- _Your instructions_:
Reproduce the listing word for word, leaving every picture behind.

Dataset entries
__________

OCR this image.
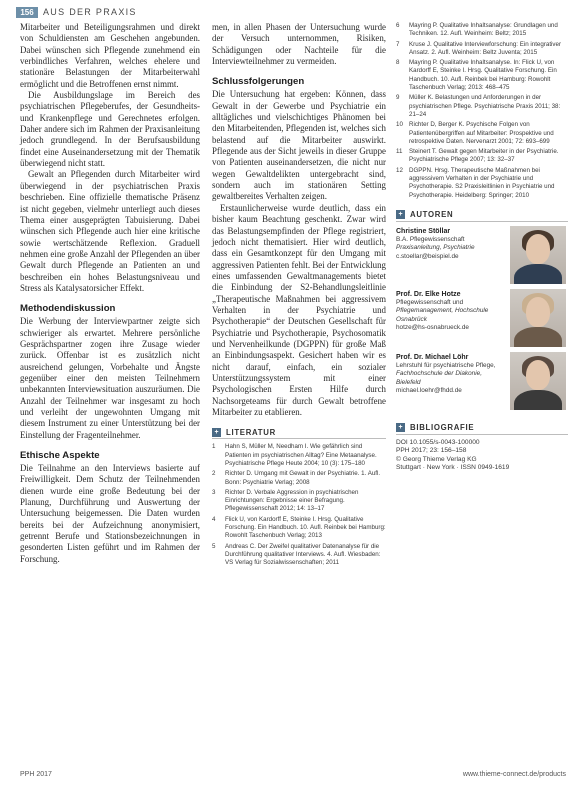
156	AUS DER PRAXIS

Mitarbeiter und Beteiligungsrahmen und direkt von Schuldiensten am Geschehen angebunden. Dabei wünschen sich Pflegende zunehmend ein verbindliches Verfahren, welches ehelere und stationäre Belastungen der Mitarbeiterwahl ermöglicht und die Betroffenen ernst nimmt.

Die Ausbildungslage im Bereich des psychiatrischen Pflegeberufes, der Gesundheits- und Krankenpflege und Gerechnetes erfolgen. Daher andere sich im Rahmen der Praxisanleitung jedoch grundlegend. In der Berufsausbildung findet eine Auseinandersetzung mit der Thematik überwiegend nicht statt.

Gewalt an Pflegenden durch Mitarbeiter wird überwiegend in der psychiatrischen Praxis beschrieben. Eine offizielle thematische Präsenz ist nicht gegeben, vielmehr unterliegt auch dieses Thema einer ausgeprägten Tabuisierung. Dabei wünschen sich Pflegende auch hier eine kritische sowie wertschätzende Reflexion. Graduell nehmen eine große Anzahl der Pflegenden an über Gewalt durch Pflegende an Patienten an und beschreiben ein hohes Belastungsniveau und Stress als Katalysatorsicher Effekt.

Methodendiskussion

Die Werbung der Interviewpartner zeigte sich schwieriger als erwartet. Mehrere persönliche Gesprächspartner zogen ihre Zusage wieder zurück. Offenbar ist es zusätzlich nicht ausreichend gelungen, Vorbehalte und Ängste gegenüber einer den meisten Teilnehmern unbekannten Interviewsituation auszuräumen. Die Anzahl der Teilnehmer war insgesamt zu hoch und verleiht der ungewohnten Umgang mit diesem Instrument zu einer Unterstützung bei der Einstellung der Fragenteilnehmer.

Ethische Aspekte

Die Teilnahme an den Interviews basierte auf Freiwilligkeit. Dem Schutz der Teilnehmenden dienen wurde eine große Bedeutung bei der Planung, Durchführung und Auswertung der Untersuchung beigemessen. Die Daten wurden bereits bei der Aufzeichnung anonymisiert, getrennt Berufe und Stationsbezeichnungen in gesonderten Listen geführt und im Rahmen der Forschung.

men, in allen Phasen der Untersuchung wurde der Versuch unternommen, Risiken, Schädigungen oder Nachteile für die Interviewteilnehmer zu vermeiden.

Schlussfolgerungen

Die Untersuchung hat ergeben: Können, dass Gewalt in der Gewerbe und Psychiatrie ein alltägliches und vielschichtiges Phänomen bei den Mitarbeitenden, Pflegenden ist, welches sich belastend auf die Mitarbeiter auswirkt. Pflegende aus der Sicht jeweils in dieser Gruppe von Patienten auseinandersetzen, die nicht nur wegen Gewaltdelikten untergebracht sind, sondern auch im stationären Setting gewaltbereites Verhalten zeigen.

Erstaunlicherweise wurde deutlich, dass ein bisher kaum Beachtung geschenkt. Zwar wird das Belastungsempfinden der Pflege registriert, jedoch nicht thematisiert. Hier wird deutlich, dass ein Gesamtkonzept für den Umgang mit aggressiven Patienten fehlt. Bei der Entwicklung eines umfassenden Gewaltmanagements bietet die Einbindung der S2-Behandlungsleitlinie „Therapeutische Maßnahmen bei aggressivem Verhalten in der Psychiatrie und Psychotherapie“ der Deutschen Gesellschaft für Psychiatrie und Psychotherapie, Psychosomatik und Nervenheilkunde (DGPPN) für große Maß an Einbindungsaspekt. Gesichert haben wir es nicht darauf, einfach, ein sozialer Unterstützungssystem mit einer Psychologischen Ersten Hilfe durch Nachsorgeteams für durch Gewalt betroffene Mitarbeiter zu etablieren.

+ LITERATUR
1	Hahn S, Müller M, Needham I. Wie gefährlich sind Patienten im psychiatrischen Alltag? Eine Metaanalyse. Psychiatrische Pflege Heute 2004; 10 (3): 175–180
2	Richter D. Umgang mit Gewalt in der Psychiatrie. 1. Aufl. Bonn: Psychiatrie Verlag; 2008
3	Richter D. Verbale Aggression in psychiatrischen Einrichtungen: Ergebnisse einer Befragung. Pflegewissenschaft 2012; 14: 13–17
4	Flick U, von Kardorff E, Steinke I. Hrsg. Qualitative Forschung. Ein Handbuch. 10. Aufl. Reinbek bei Hamburg: Rowohlt Taschenbuch Verlag; 2013
5	Andreas C. Der Zweifel qualitativer Datenanalyse für die Durchführung qualitativer Interviews. 4. Aufl. Wiesbaden: VS Verlag für Sozialwissenschaften; 2011
6	Mayring P. Qualitative Inhaltsanalyse: Grundlagen und Techniken. 12. Aufl. Weinheim: Beltz; 2015
7	Kruse J. Qualitative Interviewforschung: Ein integrativer Ansatz. 2. Aufl. Weinheim: Beltz Juventa; 2015
8	Mayring P. Qualitative Inhaltsanalyse. In: Flick U, von Kardorff E, Steinke I. Hrsg. Qualitative Forschung. Ein Handbuch. 10. Aufl. Reinbek bei Hamburg: Rowohlt Taschenbuch Verlag; 2013: 468–475
9	Müller K. Belastungen und Anforderungen in der psychiatrischen Pflege. Psychiatrische Praxis 2011; 38: 21–24
10 Richter D, Berger K. Psychische Folgen von Patientenübergriffen auf Mitarbeiter: Prospektive und retrospektive Daten. Nervenarzt 2001; 72: 693–699
11	Steinert T. Gewalt gegen Mitarbeiter in der Psychiatrie. Psychiatrische Pflege 2007; 13: 32–37
12 DGPPN. Hrsg. Therapeutische Maßnahmen bei aggressivem Verhalten in der Psychiatrie und Psychotherapie. S2 Praxisleitlinien in Psychiatrie und Psychotherapie. Heidelberg: Springer; 2010
+ AUTOREN
Christine Stöllar
B.A. Pflegewissenschaft
Praxisanleitung, Psychiatrie
c.stoellar@beispiel.de
Prof. Dr. Elke Hotze
Pflegewissenschaft und
Pflegemanagement, Hochschule Osnabrück
hotze@hs-osnabrueck.de
Prof. Dr. Michael Löhr
Lehrstuhl für psychiatrische Pflege,
Fachhochschule der Diakonie, Bielefeld
michael.loehr@fhdd.de
+ BIBLIOGRAFIE
DOI 10.1055/s-0043-100000
PPH 2017; 23: 156–158
© Georg Thieme Verlag KG
Stuttgart · New York · ISSN 0949-1619
PPH 2017	www.thieme-connect.de/products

__________

- _Exercise response_:
OCR this image.
156	AUS DER PRAXIS

Mitarbeiter und Beteiligungsrahmen und direkt von Schuldiensten am Geschehen angebunden. Dabei wünschen sich Pflegende zunehmend ein verbindliches Verfahren, welches ehelere und stationäre Belastungen der Mitarbeiterwahl ermöglicht und die Betroffenen ernst nimmt.

Die Ausbildungslage im Bereich des psychiatrischen Pflegeberufes, der Gesundheits- und Krankenpflege und Gerechnetes erfolgen. Daher andere sich im Rahmen der Praxisanleitung jedoch grundlegend. In der Berufsausbildung findet eine Auseinandersetzung mit der Thematik überwiegend nicht statt.

Gewalt an Pflegenden durch Mitarbeiter wird überwiegend in der psychiatrischen Praxis beschrieben. Eine offizielle thematische Präsenz ist nicht gegeben, vielmehr unterliegt auch dieses Thema einer ausgeprägten Tabuisierung. Dabei wünschen sich Pflegende auch hier eine kritische sowie wertschätzende Reflexion. Graduell nehmen eine große Anzahl der Pflegenden an über Gewalt durch Pflegende an Patienten an und beschreiben ein hohes Belastungsniveau und Stress als Katalysatorsicher Effekt.

Methodendiskussion

Die Werbung der Interviewpartner zeigte sich schwieriger als erwartet. Mehrere persönliche Gesprächspartner zogen ihre Zusage wieder zurück. Offenbar ist es zusätzlich nicht ausreichend gelungen, Vorbehalte und Ängste gegenüber einer den meisten Teilnehmern unbekannten Interviewsituation auszuräumen. Die Anzahl der Teilnehmer war insgesamt zu hoch und verleiht der ungewohnten Umgang mit diesem Instrument zu einer Unterstützung bei der Einstellung der Fragenteilnehmer.

Ethische Aspekte

Die Teilnahme an den Interviews basierte auf Freiwilligkeit. Dem Schutz der Teilnehmenden dienen wurde eine große Bedeutung bei der Planung, Durchführung und Auswertung der Untersuchung beigemessen. Die Daten wurden bereits bei der Aufzeichnung anonymisiert, getrennt Berufe und Stationsbezeichnungen in gesonderten Listen geführt und im Rahmen der Forschung.

men, in allen Phasen der Untersuchung wurde der Versuch unternommen, Risiken, Schädigungen oder Nachteile für die Interviewteilnehmer zu vermeiden.

Schlussfolgerungen

Die Untersuchung hat ergeben: Können, dass Gewalt in der Gewerbe und Psychiatrie ein alltägliches und vielschichtiges Phänomen bei den Mitarbeitenden, Pflegenden ist, welches sich belastend auf die Mitarbeiter auswirkt. Pflegende aus der Sicht jeweils in dieser Gruppe von Patienten auseinandersetzen, die nicht nur wegen Gewaltdelikten untergebracht sind, sondern auch im stationären Setting gewaltbereites Verhalten zeigen.

Erstaunlicherweise wurde deutlich, dass ein bisher kaum Beachtung geschenkt. Zwar wird das Belastungsempfinden der Pflege registriert, jedoch nicht thematisiert. Hier wird deutlich, dass ein Gesamtkonzept für den Umgang mit aggressiven Patienten fehlt. Bei der Entwicklung eines umfassenden Gewaltmanagements bietet die Einbindung der S2-Behandlungsleitlinie „Therapeutische Maßnahmen bei aggressivem Verhalten in der Psychiatrie und Psychotherapie“ der Deutschen Gesellschaft für Psychiatrie und Psychotherapie, Psychosomatik und Nervenheilkunde (DGPPN) für große Maß an Einbindungsaspekt. Gesichert haben wir es nicht darauf, einfach, ein sozialer Unterstützungssystem mit einer Psychologischen Ersten Hilfe durch Nachsorgeteams für durch Gewalt betroffene Mitarbeiter zu etablieren.

+ LITERATUR
1	Hahn S, Müller M, Needham I. Wie gefährlich sind Patienten im psychiatrischen Alltag? Eine Metaanalyse. Psychiatrische Pflege Heute 2004; 10 (3): 175–180
2	Richter D. Umgang mit Gewalt in der Psychiatrie. 1. Aufl. Bonn: Psychiatrie Verlag; 2008
3	Richter D. Verbale Aggression in psychiatrischen Einrichtungen: Ergebnisse einer Befragung. Pflegewissenschaft 2012; 14: 13–17
4	Flick U, von Kardorff E, Steinke I. Hrsg. Qualitative Forschung. Ein Handbuch. 10. Aufl. Reinbek bei Hamburg: Rowohlt Taschenbuch Verlag; 2013
5	Andreas C. Der Zweifel qualitativer Datenanalyse für die Durchführung qualitativer Interviews. 4. Aufl. Wiesbaden: VS Verlag für Sozialwissenschaften; 2011
6	Mayring P. Qualitative Inhaltsanalyse: Grundlagen und Techniken. 12. Aufl. Weinheim: Beltz; 2015
7	Kruse J. Qualitative Interviewforschung: Ein integrativer Ansatz. 2. Aufl. Weinheim: Beltz Juventa; 2015
8	Mayring P. Qualitative Inhaltsanalyse. In: Flick U, von Kardorff E, Steinke I. Hrsg. Qualitative Forschung. Ein Handbuch. 10. Aufl. Reinbek bei Hamburg: Rowohlt Taschenbuch Verlag; 2013: 468–475
9	Müller K. Belastungen und Anforderungen in der psychiatrischen Pflege. Psychiatrische Praxis 2011; 38: 21–24
10 Richter D, Berger K. Psychische Folgen von Patientenübergriffen auf Mitarbeiter: Prospektive und retrospektive Daten. Nervenarzt 2001; 72: 693–699
11	Steinert T. Gewalt gegen Mitarbeiter in der Psychiatrie. Psychiatrische Pflege 2007; 13: 32–37
12 DGPPN. Hrsg. Therapeutische Maßnahmen bei aggressivem Verhalten in der Psychiatrie und Psychotherapie. S2 Praxisleitlinien in Psychiatrie und Psychotherapie. Heidelberg: Springer; 2010
+ AUTOREN
Christine Stöllar
B.A. Pflegewissenschaft
Praxisanleitung, Psychiatrie
c.stoellar@beispiel.de
Prof. Dr. Elke Hotze
Pflegewissenschaft und
Pflegemanagement, Hochschule Osnabrück
hotze@hs-osnabrueck.de
Prof. Dr. Michael Löhr
Lehrstuhl für psychiatrische Pflege,
Fachhochschule der Diakonie, Bielefeld
michael.loehr@fhdd.de
+ BIBLIOGRAFIE
DOI 10.1055/s-0043-100000
PPH 2017; 23: 156–158
© Georg Thieme Verlag KG
Stuttgart · New York · ISSN 0949-1619
PPH 2017	www.thieme-connect.de/products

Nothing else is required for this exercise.